**Figure data in JSON:**

+ + +

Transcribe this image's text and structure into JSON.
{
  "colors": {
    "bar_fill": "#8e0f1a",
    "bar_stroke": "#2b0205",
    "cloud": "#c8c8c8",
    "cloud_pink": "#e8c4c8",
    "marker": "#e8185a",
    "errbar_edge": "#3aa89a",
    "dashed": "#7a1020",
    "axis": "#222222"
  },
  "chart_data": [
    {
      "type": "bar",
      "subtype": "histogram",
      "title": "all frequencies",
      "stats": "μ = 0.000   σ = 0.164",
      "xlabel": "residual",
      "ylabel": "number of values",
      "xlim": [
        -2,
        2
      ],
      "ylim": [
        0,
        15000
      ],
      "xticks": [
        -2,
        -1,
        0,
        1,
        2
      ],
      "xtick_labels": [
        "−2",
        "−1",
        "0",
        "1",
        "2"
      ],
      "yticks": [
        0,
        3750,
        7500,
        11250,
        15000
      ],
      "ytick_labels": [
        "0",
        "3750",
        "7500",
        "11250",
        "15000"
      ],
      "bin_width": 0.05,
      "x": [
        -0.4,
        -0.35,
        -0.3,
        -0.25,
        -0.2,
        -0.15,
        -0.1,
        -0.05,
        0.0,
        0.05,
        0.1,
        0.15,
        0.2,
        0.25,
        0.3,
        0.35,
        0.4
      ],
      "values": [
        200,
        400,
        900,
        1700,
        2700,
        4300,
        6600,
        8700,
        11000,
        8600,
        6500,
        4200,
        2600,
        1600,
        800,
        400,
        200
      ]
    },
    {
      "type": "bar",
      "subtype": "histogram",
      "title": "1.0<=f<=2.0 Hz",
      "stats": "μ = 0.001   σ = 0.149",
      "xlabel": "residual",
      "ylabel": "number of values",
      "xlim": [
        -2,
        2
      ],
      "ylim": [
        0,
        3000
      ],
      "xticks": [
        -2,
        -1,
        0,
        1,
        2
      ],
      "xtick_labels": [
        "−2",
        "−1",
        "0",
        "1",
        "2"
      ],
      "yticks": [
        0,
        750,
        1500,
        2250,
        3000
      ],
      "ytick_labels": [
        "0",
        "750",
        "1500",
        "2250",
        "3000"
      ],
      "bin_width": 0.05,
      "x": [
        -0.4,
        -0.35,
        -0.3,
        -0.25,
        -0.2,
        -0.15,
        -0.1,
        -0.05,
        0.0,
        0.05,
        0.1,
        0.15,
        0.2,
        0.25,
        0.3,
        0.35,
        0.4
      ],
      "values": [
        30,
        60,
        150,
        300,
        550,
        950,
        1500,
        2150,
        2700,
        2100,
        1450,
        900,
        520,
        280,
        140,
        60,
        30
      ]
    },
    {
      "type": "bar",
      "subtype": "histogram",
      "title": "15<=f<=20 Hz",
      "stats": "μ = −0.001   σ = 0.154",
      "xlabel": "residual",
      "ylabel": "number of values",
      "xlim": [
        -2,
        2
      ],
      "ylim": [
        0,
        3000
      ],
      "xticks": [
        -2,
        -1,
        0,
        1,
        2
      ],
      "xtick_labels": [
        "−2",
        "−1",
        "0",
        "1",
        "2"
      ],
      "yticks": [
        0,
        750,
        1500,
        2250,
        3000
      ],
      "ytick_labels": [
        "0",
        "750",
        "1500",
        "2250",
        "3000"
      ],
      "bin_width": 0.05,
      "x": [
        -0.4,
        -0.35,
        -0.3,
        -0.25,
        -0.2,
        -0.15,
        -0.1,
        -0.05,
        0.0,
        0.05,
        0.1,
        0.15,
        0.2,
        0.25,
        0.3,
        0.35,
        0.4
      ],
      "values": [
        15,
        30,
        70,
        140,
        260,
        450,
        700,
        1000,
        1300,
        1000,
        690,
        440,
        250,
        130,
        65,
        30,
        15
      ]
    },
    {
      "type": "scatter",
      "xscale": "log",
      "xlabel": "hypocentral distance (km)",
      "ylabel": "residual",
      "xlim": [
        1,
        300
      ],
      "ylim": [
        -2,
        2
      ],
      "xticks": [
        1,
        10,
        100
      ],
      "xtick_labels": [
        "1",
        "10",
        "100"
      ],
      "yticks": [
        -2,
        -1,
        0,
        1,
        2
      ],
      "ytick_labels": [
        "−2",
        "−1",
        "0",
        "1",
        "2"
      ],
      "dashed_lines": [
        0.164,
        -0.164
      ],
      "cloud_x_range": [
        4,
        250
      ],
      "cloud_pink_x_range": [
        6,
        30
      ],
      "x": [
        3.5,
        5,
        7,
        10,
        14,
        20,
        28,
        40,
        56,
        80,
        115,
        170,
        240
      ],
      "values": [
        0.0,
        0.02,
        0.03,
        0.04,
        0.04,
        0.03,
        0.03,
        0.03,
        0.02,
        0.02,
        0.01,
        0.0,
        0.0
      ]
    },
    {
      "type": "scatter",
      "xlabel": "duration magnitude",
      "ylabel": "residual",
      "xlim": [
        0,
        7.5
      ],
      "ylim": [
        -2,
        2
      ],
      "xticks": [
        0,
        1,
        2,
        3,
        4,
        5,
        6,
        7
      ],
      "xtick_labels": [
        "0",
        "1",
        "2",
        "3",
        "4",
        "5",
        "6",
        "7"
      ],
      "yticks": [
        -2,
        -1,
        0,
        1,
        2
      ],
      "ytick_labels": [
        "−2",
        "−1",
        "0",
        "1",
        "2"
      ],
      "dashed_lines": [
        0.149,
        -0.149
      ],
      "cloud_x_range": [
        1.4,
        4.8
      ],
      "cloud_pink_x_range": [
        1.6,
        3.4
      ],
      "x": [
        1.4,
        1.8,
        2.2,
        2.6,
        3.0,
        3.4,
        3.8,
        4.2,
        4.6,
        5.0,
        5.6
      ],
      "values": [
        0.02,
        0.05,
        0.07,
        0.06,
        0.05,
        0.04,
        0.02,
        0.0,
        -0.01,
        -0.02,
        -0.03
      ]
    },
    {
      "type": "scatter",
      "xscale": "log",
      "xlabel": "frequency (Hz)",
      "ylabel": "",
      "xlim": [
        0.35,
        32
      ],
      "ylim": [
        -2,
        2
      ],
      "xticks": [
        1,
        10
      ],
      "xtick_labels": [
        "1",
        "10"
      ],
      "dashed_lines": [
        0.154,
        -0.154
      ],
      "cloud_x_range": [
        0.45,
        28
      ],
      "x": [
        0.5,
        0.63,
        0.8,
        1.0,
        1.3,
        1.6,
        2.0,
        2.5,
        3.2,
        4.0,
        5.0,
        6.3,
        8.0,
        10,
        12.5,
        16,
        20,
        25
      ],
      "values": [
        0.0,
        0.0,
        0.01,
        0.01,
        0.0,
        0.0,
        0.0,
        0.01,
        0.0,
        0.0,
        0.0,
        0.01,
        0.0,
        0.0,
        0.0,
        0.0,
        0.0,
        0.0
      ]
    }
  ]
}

+ + +

**Problem requirements:**
Transcribe the data. Leave every line exactly as it is.

**Task solution:**
Transcribe this image's text and structure into JSON.
{
  "colors": {
    "bar_fill": "#8e0f1a",
    "bar_stroke": "#2b0205",
    "cloud": "#c8c8c8",
    "cloud_pink": "#e8c4c8",
    "marker": "#e8185a",
    "errbar_edge": "#3aa89a",
    "dashed": "#7a1020",
    "axis": "#222222"
  },
  "chart_data": [
    {
      "type": "bar",
      "subtype": "histogram",
      "title": "all frequencies",
      "stats": "μ = 0.000   σ = 0.164",
      "xlabel": "residual",
      "ylabel": "number of values",
      "xlim": [
        -2,
        2
      ],
      "ylim": [
        0,
        15000
      ],
      "xticks": [
        -2,
        -1,
        0,
        1,
        2
      ],
      "xtick_labels": [
        "−2",
        "−1",
        "0",
        "1",
        "2"
      ],
      "yticks": [
        0,
        3750,
        7500,
        11250,
        15000
      ],
      "ytick_labels": [
        "0",
        "3750",
        "7500",
        "11250",
        "15000"
      ],
      "bin_width": 0.05,
      "x": [
        -0.4,
        -0.35,
        -0.3,
        -0.25,
        -0.2,
        -0.15,
        -0.1,
        -0.05,
        0.0,
        0.05,
        0.1,
        0.15,
        0.2,
        0.25,
        0.3,
        0.35,
        0.4
      ],
      "values": [
        200,
        400,
        900,
        1700,
        2700,
        4300,
        6600,
        8700,
        11000,
        8600,
        6500,
        4200,
        2600,
        1600,
        800,
        400,
        200
      ]
    },
    {
      "type": "bar",
      "subtype": "histogram",
      "title": "1.0<=f<=2.0 Hz",
      "stats": "μ = 0.001   σ = 0.149",
      "xlabel": "residual",
      "ylabel": "number of values",
      "xlim": [
        -2,
        2
      ],
      "ylim": [
        0,
        3000
      ],
      "xticks": [
        -2,
        -1,
        0,
        1,
        2
      ],
      "xtick_labels": [
        "−2",
        "−1",
        "0",
        "1",
        "2"
      ],
      "yticks": [
        0,
        750,
        1500,
        2250,
        3000
      ],
      "ytick_labels": [
        "0",
        "750",
        "1500",
        "2250",
        "3000"
      ],
      "bin_width": 0.05,
      "x": [
        -0.4,
        -0.35,
        -0.3,
        -0.25,
        -0.2,
        -0.15,
        -0.1,
        -0.05,
        0.0,
        0.05,
        0.1,
        0.15,
        0.2,
        0.25,
        0.3,
        0.35,
        0.4
      ],
      "values": [
        30,
        60,
        150,
        300,
        550,
        950,
        1500,
        2150,
        2700,
        2100,
        1450,
        900,
        520,
        280,
        140,
        60,
        30
      ]
    },
    {
      "type": "bar",
      "subtype": "histogram",
      "title": "15<=f<=20 Hz",
      "stats": "μ = −0.001   σ = 0.154",
      "xlabel": "residual",
      "ylabel": "number of values",
      "xlim": [
        -2,
        2
      ],
      "ylim": [
        0,
        3000
      ],
      "xticks": [
        -2,
        -1,
        0,
        1,
        2
      ],
      "xtick_labels": [
        "−2",
        "−1",
        "0",
        "1",
        "2"
      ],
      "yticks": [
        0,
        750,
        1500,
        2250,
        3000
      ],
      "ytick_labels": [
        "0",
        "750",
        "1500",
        "2250",
        "3000"
      ],
      "bin_width": 0.05,
      "x": [
        -0.4,
        -0.35,
        -0.3,
        -0.25,
        -0.2,
        -0.15,
        -0.1,
        -0.05,
        0.0,
        0.05,
        0.1,
        0.15,
        0.2,
        0.25,
        0.3,
        0.35,
        0.4
      ],
      "values": [
        15,
        30,
        70,
        140,
        260,
        450,
        700,
        1000,
        1300,
        1000,
        690,
        440,
        250,
        130,
        65,
        30,
        15
      ]
    },
    {
      "type": "scatter",
      "xscale": "log",
      "xlabel": "hypocentral distance (km)",
      "ylabel": "residual",
      "xlim": [
        1,
        300
      ],
      "ylim": [
        -2,
        2
      ],
      "xticks": [
        1,
        10,
        100
      ],
      "xtick_labels": [
        "1",
        "10",
        "100"
      ],
      "yticks": [
        -2,
        -1,
        0,
        1,
        2
      ],
      "ytick_labels": [
        "−2",
        "−1",
        "0",
        "1",
        "2"
      ],
      "dashed_lines": [
        0.164,
        -0.164
      ],
      "cloud_x_range": [
        4,
        250
      ],
      "cloud_pink_x_range": [
        6,
        30
      ],
      "x": [
        3.5,
        5,
        7,
        10,
        14,
        20,
        28,
        40,
        56,
        80,
        115,
        170,
        240
      ],
      "values": [
        0.0,
        0.02,
        0.03,
        0.04,
        0.04,
        0.03,
        0.03,
        0.03,
        0.02,
        0.02,
        0.01,
        0.0,
        0.0
      ]
    },
    {
      "type": "scatter",
      "xlabel": "duration magnitude",
      "ylabel": "residual",
      "xlim": [
        0,
        7.5
      ],
      "ylim": [
        -2,
        2
      ],
      "xticks": [
        0,
        1,
        2,
        3,
        4,
        5,
        6,
        7
      ],
      "xtick_labels": [
        "0",
        "1",
        "2",
        "3",
        "4",
        "5",
        "6",
        "7"
      ],
      "yticks": [
        -2,
        -1,
        0,
        1,
        2
      ],
      "ytick_labels": [
        "−2",
        "−1",
        "0",
        "1",
        "2"
      ],
      "dashed_lines": [
        0.149,
        -0.149
      ],
      "cloud_x_range": [
        1.4,
        4.8
      ],
      "cloud_pink_x_range": [
        1.6,
        3.4
      ],
      "x": [
        1.4,
        1.8,
        2.2,
        2.6,
        3.0,
        3.4,
        3.8,
        4.2,
        4.6,
        5.0,
        5.6
      ],
      "values": [
        0.02,
        0.05,
        0.07,
        0.06,
        0.05,
        0.04,
        0.02,
        0.0,
        -0.01,
        -0.02,
        -0.03
      ]
    },
    {
      "type": "scatter",
      "xscale": "log",
      "xlabel": "frequency (Hz)",
      "ylabel": "",
      "xlim": [
        0.35,
        32
      ],
      "ylim": [
        -2,
        2
      ],
      "xticks": [
        1,
        10
      ],
      "xtick_labels": [
        "1",
        "10"
      ],
      "dashed_lines": [
        0.154,
        -0.154
      ],
      "cloud_x_range": [
        0.45,
        28
      ],
      "x": [
        0.5,
        0.63,
        0.8,
        1.0,
        1.3,
        1.6,
        2.0,
        2.5,
        3.2,
        4.0,
        5.0,
        6.3,
        8.0,
        10,
        12.5,
        16,
        20,
        25
      ],
      "values": [
        0.0,
        0.0,
        0.01,
        0.01,
        0.0,
        0.0,
        0.0,
        0.01,
        0.0,
        0.0,
        0.0,
        0.01,
        0.0,
        0.0,
        0.0,
        0.0,
        0.0,
        0.0
      ]
    }
  ]
}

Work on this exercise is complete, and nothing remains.